REQUIRED TASK — From the entries provided below, copy each line that contains the word "JSON".

RECORD LIST —
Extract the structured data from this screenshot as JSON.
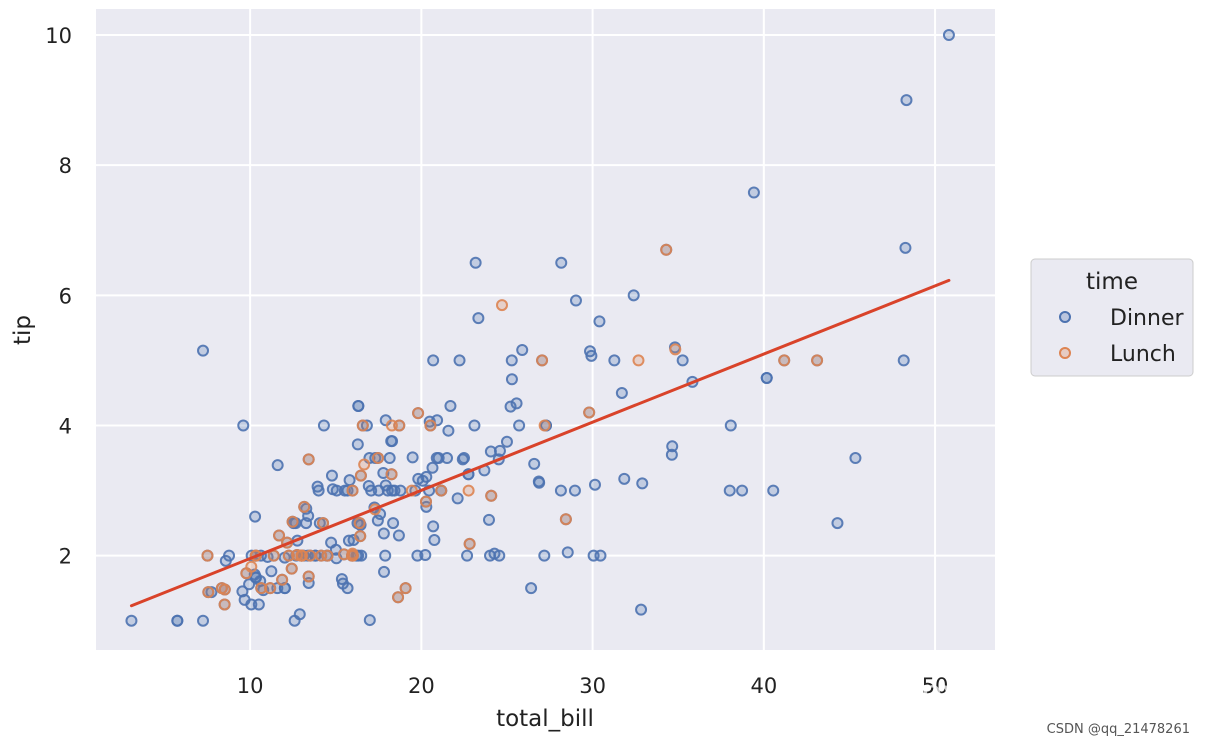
{
  "chart_data": {
    "type": "scatter",
    "title": "",
    "xlabel": "total_bill",
    "ylabel": "tip",
    "xlim": [
      1,
      53.5
    ],
    "ylim": [
      0.55,
      10.4
    ],
    "xticks": [
      10,
      20,
      30,
      40,
      50
    ],
    "yticks": [
      2,
      4,
      6,
      8,
      10
    ],
    "grid": true,
    "background": "#eaeaf2",
    "legend": {
      "title": "time",
      "placement": "right"
    },
    "series": [
      {
        "name": "Dinner",
        "color": "#4c72b0",
        "points": [
          [
            16.99,
            1.01
          ],
          [
            10.34,
            1.66
          ],
          [
            21.01,
            3.5
          ],
          [
            23.68,
            3.31
          ],
          [
            24.59,
            3.61
          ],
          [
            25.29,
            4.71
          ],
          [
            8.77,
            2.0
          ],
          [
            26.88,
            3.12
          ],
          [
            15.04,
            1.96
          ],
          [
            14.78,
            3.23
          ],
          [
            10.27,
            1.71
          ],
          [
            35.26,
            5.0
          ],
          [
            15.42,
            1.57
          ],
          [
            18.43,
            3.0
          ],
          [
            14.83,
            3.02
          ],
          [
            21.58,
            3.92
          ],
          [
            10.33,
            1.67
          ],
          [
            16.29,
            3.71
          ],
          [
            16.97,
            3.5
          ],
          [
            20.65,
            3.35
          ],
          [
            17.92,
            4.08
          ],
          [
            20.29,
            2.75
          ],
          [
            15.77,
            2.23
          ],
          [
            39.42,
            7.58
          ],
          [
            19.82,
            3.18
          ],
          [
            17.81,
            2.34
          ],
          [
            13.37,
            2.0
          ],
          [
            12.69,
            2.0
          ],
          [
            21.7,
            4.3
          ],
          [
            19.65,
            3.0
          ],
          [
            9.55,
            1.45
          ],
          [
            18.35,
            2.5
          ],
          [
            15.06,
            3.0
          ],
          [
            20.69,
            2.45
          ],
          [
            17.78,
            3.27
          ],
          [
            24.06,
            3.6
          ],
          [
            16.31,
            2.0
          ],
          [
            16.93,
            3.07
          ],
          [
            18.69,
            2.31
          ],
          [
            31.27,
            5.0
          ],
          [
            16.04,
            2.24
          ],
          [
            17.46,
            2.54
          ],
          [
            13.94,
            3.06
          ],
          [
            9.68,
            1.32
          ],
          [
            30.4,
            5.6
          ],
          [
            18.29,
            3.0
          ],
          [
            22.23,
            5.0
          ],
          [
            32.4,
            6.0
          ],
          [
            28.55,
            2.05
          ],
          [
            18.04,
            3.0
          ],
          [
            12.54,
            2.5
          ],
          [
            10.29,
            2.6
          ],
          [
            34.81,
            5.2
          ],
          [
            9.94,
            1.56
          ],
          [
            25.56,
            4.34
          ],
          [
            19.49,
            3.51
          ],
          [
            38.01,
            3.0
          ],
          [
            26.41,
            1.5
          ],
          [
            11.24,
            1.76
          ],
          [
            48.27,
            6.73
          ],
          [
            20.29,
            3.21
          ],
          [
            13.81,
            2.0
          ],
          [
            11.02,
            1.98
          ],
          [
            18.29,
            3.76
          ],
          [
            17.59,
            2.64
          ],
          [
            20.08,
            3.15
          ],
          [
            16.45,
            2.47
          ],
          [
            3.07,
            1.0
          ],
          [
            20.23,
            2.01
          ],
          [
            15.01,
            2.09
          ],
          [
            12.02,
            1.97
          ],
          [
            17.07,
            3.0
          ],
          [
            26.86,
            3.14
          ],
          [
            25.28,
            5.0
          ],
          [
            14.73,
            2.2
          ],
          [
            10.51,
            1.25
          ],
          [
            17.92,
            3.08
          ],
          [
            44.3,
            2.5
          ],
          [
            22.42,
            3.48
          ],
          [
            20.92,
            4.08
          ],
          [
            15.36,
            1.64
          ],
          [
            20.49,
            4.06
          ],
          [
            25.21,
            4.29
          ],
          [
            18.24,
            3.76
          ],
          [
            14.31,
            4.0
          ],
          [
            14.0,
            3.0
          ],
          [
            7.25,
            1.0
          ],
          [
            38.07,
            4.0
          ],
          [
            23.95,
            2.55
          ],
          [
            25.71,
            4.0
          ],
          [
            17.31,
            3.5
          ],
          [
            29.93,
            5.07
          ],
          [
            10.65,
            1.5
          ],
          [
            12.43,
            1.8
          ],
          [
            24.08,
            2.92
          ],
          [
            11.69,
            2.31
          ],
          [
            13.42,
            1.68
          ],
          [
            14.26,
            2.5
          ],
          [
            15.95,
            2.0
          ],
          [
            12.48,
            2.52
          ],
          [
            29.8,
            4.2
          ],
          [
            8.52,
            1.48
          ],
          [
            14.52,
            2.0
          ],
          [
            11.38,
            2.0
          ],
          [
            22.82,
            2.18
          ],
          [
            19.08,
            1.5
          ],
          [
            20.27,
            2.83
          ],
          [
            11.17,
            1.5
          ],
          [
            12.26,
            2.0
          ],
          [
            18.26,
            3.25
          ],
          [
            8.51,
            1.25
          ],
          [
            10.33,
            2.0
          ],
          [
            14.15,
            2.0
          ],
          [
            16.0,
            2.0
          ],
          [
            13.16,
            2.75
          ],
          [
            17.47,
            3.5
          ],
          [
            34.3,
            6.7
          ],
          [
            41.19,
            5.0
          ],
          [
            27.05,
            5.0
          ],
          [
            16.43,
            2.3
          ],
          [
            8.35,
            1.5
          ],
          [
            18.64,
            1.36
          ],
          [
            11.87,
            1.63
          ],
          [
            9.78,
            1.73
          ],
          [
            7.51,
            2.0
          ],
          [
            14.07,
            2.5
          ],
          [
            13.13,
            2.0
          ],
          [
            17.26,
            2.74
          ],
          [
            24.55,
            2.0
          ],
          [
            19.77,
            2.0
          ],
          [
            29.85,
            5.14
          ],
          [
            48.17,
            5.0
          ],
          [
            25.0,
            3.75
          ],
          [
            13.39,
            2.61
          ],
          [
            16.49,
            2.0
          ],
          [
            21.5,
            3.5
          ],
          [
            12.66,
            2.5
          ],
          [
            16.21,
            2.0
          ],
          [
            13.81,
            2.0
          ],
          [
            17.51,
            3.0
          ],
          [
            24.52,
            3.48
          ],
          [
            20.76,
            2.24
          ],
          [
            31.71,
            4.5
          ],
          [
            10.59,
            1.61
          ],
          [
            10.63,
            2.0
          ],
          [
            50.81,
            10.0
          ],
          [
            15.81,
            3.16
          ],
          [
            7.25,
            5.15
          ],
          [
            31.85,
            3.18
          ],
          [
            16.82,
            4.0
          ],
          [
            32.9,
            3.11
          ],
          [
            17.89,
            2.0
          ],
          [
            14.48,
            2.0
          ],
          [
            9.6,
            4.0
          ],
          [
            34.63,
            3.55
          ],
          [
            34.65,
            3.68
          ],
          [
            23.33,
            5.65
          ],
          [
            45.35,
            3.5
          ],
          [
            23.17,
            6.5
          ],
          [
            40.55,
            3.0
          ],
          [
            20.69,
            5.0
          ],
          [
            20.9,
            3.5
          ],
          [
            30.46,
            2.0
          ],
          [
            18.15,
            3.5
          ],
          [
            23.1,
            4.0
          ],
          [
            15.69,
            1.5
          ],
          [
            19.81,
            4.19
          ],
          [
            28.44,
            2.56
          ],
          [
            15.48,
            2.02
          ],
          [
            16.58,
            4.0
          ],
          [
            7.56,
            1.44
          ],
          [
            10.34,
            2.0
          ],
          [
            43.11,
            5.0
          ],
          [
            13.0,
            2.0
          ],
          [
            13.51,
            2.0
          ],
          [
            18.71,
            4.0
          ],
          [
            12.74,
            2.01
          ],
          [
            13.0,
            2.0
          ],
          [
            16.4,
            2.5
          ],
          [
            20.53,
            4.0
          ],
          [
            16.47,
            3.23
          ],
          [
            26.59,
            3.41
          ],
          [
            38.73,
            3.0
          ],
          [
            24.27,
            2.03
          ],
          [
            12.76,
            2.23
          ],
          [
            30.06,
            2.0
          ],
          [
            25.89,
            5.16
          ],
          [
            48.33,
            9.0
          ],
          [
            13.27,
            2.5
          ],
          [
            28.17,
            6.5
          ],
          [
            12.9,
            1.1
          ],
          [
            28.15,
            3.0
          ],
          [
            11.59,
            1.5
          ],
          [
            7.74,
            1.44
          ],
          [
            30.14,
            3.09
          ],
          [
            12.16,
            2.2
          ],
          [
            13.42,
            3.48
          ],
          [
            8.58,
            1.92
          ],
          [
            15.98,
            3.0
          ],
          [
            13.42,
            1.58
          ],
          [
            16.27,
            2.5
          ],
          [
            10.09,
            2.0
          ],
          [
            20.45,
            3.0
          ],
          [
            13.28,
            2.72
          ],
          [
            22.12,
            2.88
          ],
          [
            24.01,
            2.0
          ],
          [
            15.69,
            3.0
          ],
          [
            11.61,
            3.39
          ],
          [
            10.77,
            1.47
          ],
          [
            15.53,
            3.0
          ],
          [
            10.07,
            1.25
          ],
          [
            12.6,
            1.0
          ],
          [
            32.83,
            1.17
          ],
          [
            35.83,
            4.67
          ],
          [
            29.03,
            5.92
          ],
          [
            27.18,
            2.0
          ],
          [
            22.67,
            2.0
          ],
          [
            17.82,
            1.75
          ],
          [
            18.78,
            3.0
          ],
          [
            5.75,
            1.0
          ],
          [
            16.32,
            4.3
          ],
          [
            22.75,
            3.25
          ],
          [
            40.17,
            4.73
          ],
          [
            27.28,
            4.0
          ],
          [
            12.03,
            1.5
          ],
          [
            21.16,
            3.0
          ],
          [
            28.97,
            3.0
          ],
          [
            22.49,
            3.5
          ],
          [
            5.75,
            1.0
          ],
          [
            16.32,
            4.3
          ],
          [
            22.75,
            3.25
          ],
          [
            40.17,
            4.73
          ],
          [
            27.28,
            4.0
          ],
          [
            12.03,
            1.5
          ],
          [
            21.16,
            3.0
          ]
        ]
      },
      {
        "name": "Lunch",
        "color": "#dd8452",
        "points": [
          [
            27.2,
            4.0
          ],
          [
            22.76,
            3.0
          ],
          [
            17.29,
            2.71
          ],
          [
            19.44,
            3.0
          ],
          [
            16.66,
            3.4
          ],
          [
            10.07,
            1.83
          ],
          [
            32.68,
            5.0
          ],
          [
            15.98,
            2.03
          ],
          [
            34.83,
            5.17
          ],
          [
            13.03,
            2.0
          ],
          [
            18.28,
            4.0
          ],
          [
            24.71,
            5.85
          ],
          [
            21.16,
            3.0
          ],
          [
            10.65,
            1.5
          ],
          [
            12.43,
            1.8
          ],
          [
            24.08,
            2.92
          ],
          [
            11.69,
            2.31
          ],
          [
            13.42,
            1.68
          ],
          [
            14.26,
            2.5
          ],
          [
            15.95,
            2.0
          ],
          [
            12.48,
            2.52
          ],
          [
            29.8,
            4.2
          ],
          [
            8.52,
            1.48
          ],
          [
            14.52,
            2.0
          ],
          [
            11.38,
            2.0
          ],
          [
            22.82,
            2.18
          ],
          [
            19.08,
            1.5
          ],
          [
            20.27,
            2.83
          ],
          [
            11.17,
            1.5
          ],
          [
            12.26,
            2.0
          ],
          [
            18.26,
            3.25
          ],
          [
            8.51,
            1.25
          ],
          [
            10.33,
            2.0
          ],
          [
            14.15,
            2.0
          ],
          [
            16.0,
            2.0
          ],
          [
            13.16,
            2.75
          ],
          [
            17.47,
            3.5
          ],
          [
            34.3,
            6.7
          ],
          [
            41.19,
            5.0
          ],
          [
            27.05,
            5.0
          ],
          [
            16.43,
            2.3
          ],
          [
            8.35,
            1.5
          ],
          [
            18.64,
            1.36
          ],
          [
            11.87,
            1.63
          ],
          [
            9.78,
            1.73
          ],
          [
            7.51,
            2.0
          ],
          [
            19.81,
            4.19
          ],
          [
            28.44,
            2.56
          ],
          [
            15.48,
            2.02
          ],
          [
            16.58,
            4.0
          ],
          [
            7.56,
            1.44
          ],
          [
            10.34,
            2.0
          ],
          [
            43.11,
            5.0
          ],
          [
            13.0,
            2.0
          ],
          [
            13.51,
            2.0
          ],
          [
            18.71,
            4.0
          ],
          [
            12.74,
            2.01
          ],
          [
            13.0,
            2.0
          ],
          [
            16.4,
            2.5
          ],
          [
            20.53,
            4.0
          ],
          [
            16.47,
            3.23
          ],
          [
            13.42,
            3.48
          ],
          [
            12.16,
            2.2
          ],
          [
            15.98,
            3.0
          ]
        ]
      }
    ],
    "regression": {
      "color": "#d9432a",
      "x": [
        3.07,
        50.81
      ],
      "y": [
        1.23,
        6.23
      ]
    }
  },
  "watermark": "知乎 @pythonic生物人",
  "credit": "CSDN @qq_21478261"
}
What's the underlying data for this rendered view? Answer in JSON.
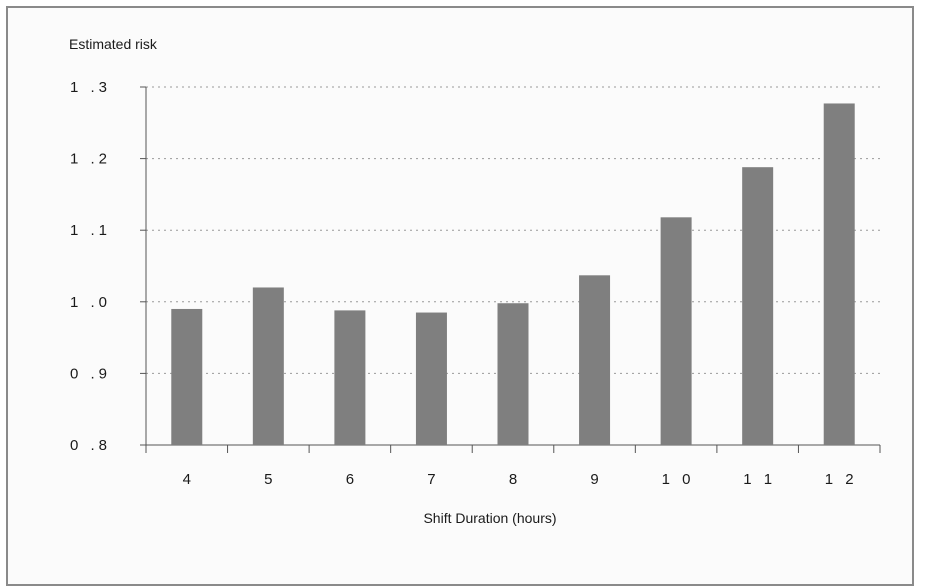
{
  "chart_data": {
    "type": "bar",
    "title": "",
    "ylabel": "Estimated risk",
    "xlabel": "Shift Duration (hours)",
    "categories": [
      "4",
      "5",
      "6",
      "7",
      "8",
      "9",
      "1 0",
      "1 1",
      "1 2"
    ],
    "values": [
      0.99,
      1.02,
      0.988,
      0.985,
      0.998,
      1.037,
      1.118,
      1.188,
      1.277
    ],
    "ylim": [
      0.8,
      1.3
    ],
    "yticks": [
      "0 .8",
      "0 .9",
      "1 .0",
      "1 .1",
      "1 .2",
      "1 .3"
    ],
    "ytick_values": [
      0.8,
      0.9,
      1.0,
      1.1,
      1.2,
      1.3
    ],
    "grid": "horizontal dotted",
    "bar_color": "#7f7f7f"
  }
}
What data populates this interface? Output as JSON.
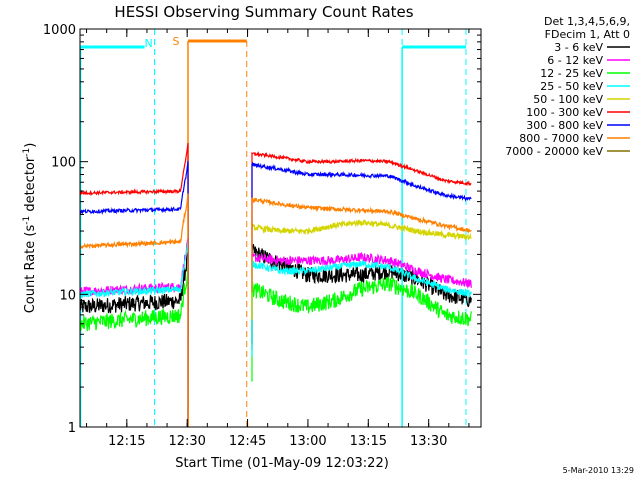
{
  "chart_data": {
    "type": "line",
    "title": "HESSI Observing Summary Count Rates",
    "xlabel": "Start Time (01-May-09 12:03:22)",
    "ylabel_parts": {
      "pre": "Count Rate (s",
      "sup1": "-1",
      "mid": " detector",
      "sup2": "-1",
      "post": ")"
    },
    "x_ticks": [
      "12:15",
      "12:30",
      "12:45",
      "13:00",
      "13:15",
      "13:30"
    ],
    "x_tick_minutes": [
      735,
      750,
      765,
      780,
      795,
      810
    ],
    "xlim_minutes": [
      723.37,
      823
    ],
    "y_scale": "log",
    "ylim": [
      1,
      1000
    ],
    "y_ticks": [
      "1",
      "10",
      "100",
      "1000"
    ],
    "y_tick_values": [
      1,
      10,
      100,
      1000
    ],
    "legend_header": [
      "Det 1,3,4,5,6,9,",
      "FDecim 1, Att 0"
    ],
    "legend_position": "right",
    "series": [
      {
        "name": "3 - 6 keV",
        "color": "#000000",
        "pre": [
          8,
          8.5,
          9
        ],
        "post": [
          21,
          17,
          14,
          14,
          14,
          15,
          13,
          10,
          9
        ],
        "noise": 0.14
      },
      {
        "name": "6 - 12 keV",
        "color": "#ff00ff",
        "pre": [
          10.5,
          11,
          11.5
        ],
        "post": [
          19,
          18,
          18,
          18,
          19,
          18,
          15,
          13,
          12
        ],
        "noise": 0.08
      },
      {
        "name": "12 - 25 keV",
        "color": "#00ff00",
        "pre": [
          6,
          6.5,
          7
        ],
        "post": [
          11,
          9,
          8,
          9,
          11,
          12,
          10,
          7,
          6.5
        ],
        "noise": 0.14
      },
      {
        "name": "25 - 50 keV",
        "color": "#00ffff",
        "pre": [
          10,
          10.5,
          11
        ],
        "post": [
          17,
          15,
          15,
          16,
          17,
          16,
          13,
          11,
          10
        ],
        "noise": 0.06
      },
      {
        "name": "50 - 100 keV",
        "color": "#d4d400",
        "pre": [],
        "post": [
          32,
          30,
          30,
          33,
          35,
          33,
          30,
          28,
          27
        ],
        "noise": 0.05
      },
      {
        "name": "100 - 300 keV",
        "color": "#ff0000",
        "pre": [
          58,
          59,
          60
        ],
        "post": [
          115,
          108,
          100,
          100,
          102,
          100,
          85,
          72,
          68
        ],
        "noise": 0.025
      },
      {
        "name": "300 - 800 keV",
        "color": "#0000ff",
        "pre": [
          42,
          43,
          44
        ],
        "post": [
          95,
          88,
          80,
          80,
          79,
          78,
          65,
          56,
          52
        ],
        "noise": 0.03
      },
      {
        "name": "800 - 7000 keV",
        "color": "#ff8000",
        "pre": [
          23,
          24,
          25
        ],
        "post": [
          52,
          48,
          45,
          44,
          43,
          42,
          37,
          33,
          30
        ],
        "noise": 0.035
      },
      {
        "name": "7000 - 20000 keV",
        "color": "#807000",
        "pre": [],
        "post": [],
        "noise": 0
      }
    ],
    "intervals": {
      "N": {
        "label": "N",
        "color": "#00ffff",
        "start_min": 741.9,
        "end_min": 803.4
      },
      "S": {
        "label": "S",
        "color": "#ff8000",
        "start_min": 750.2,
        "end_min": 764.8
      }
    },
    "flare_peak_min": 750.2,
    "data_gap_min": [
      750.3,
      766.1
    ]
  },
  "timestamp": "5-Mar-2010 13:29"
}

CORRECT RESULT —
Extract the structured data from this screenshot as JSON.
What's the underlying data for this rendered view? Answer in JSON.
What data populates this interface? Output as JSON.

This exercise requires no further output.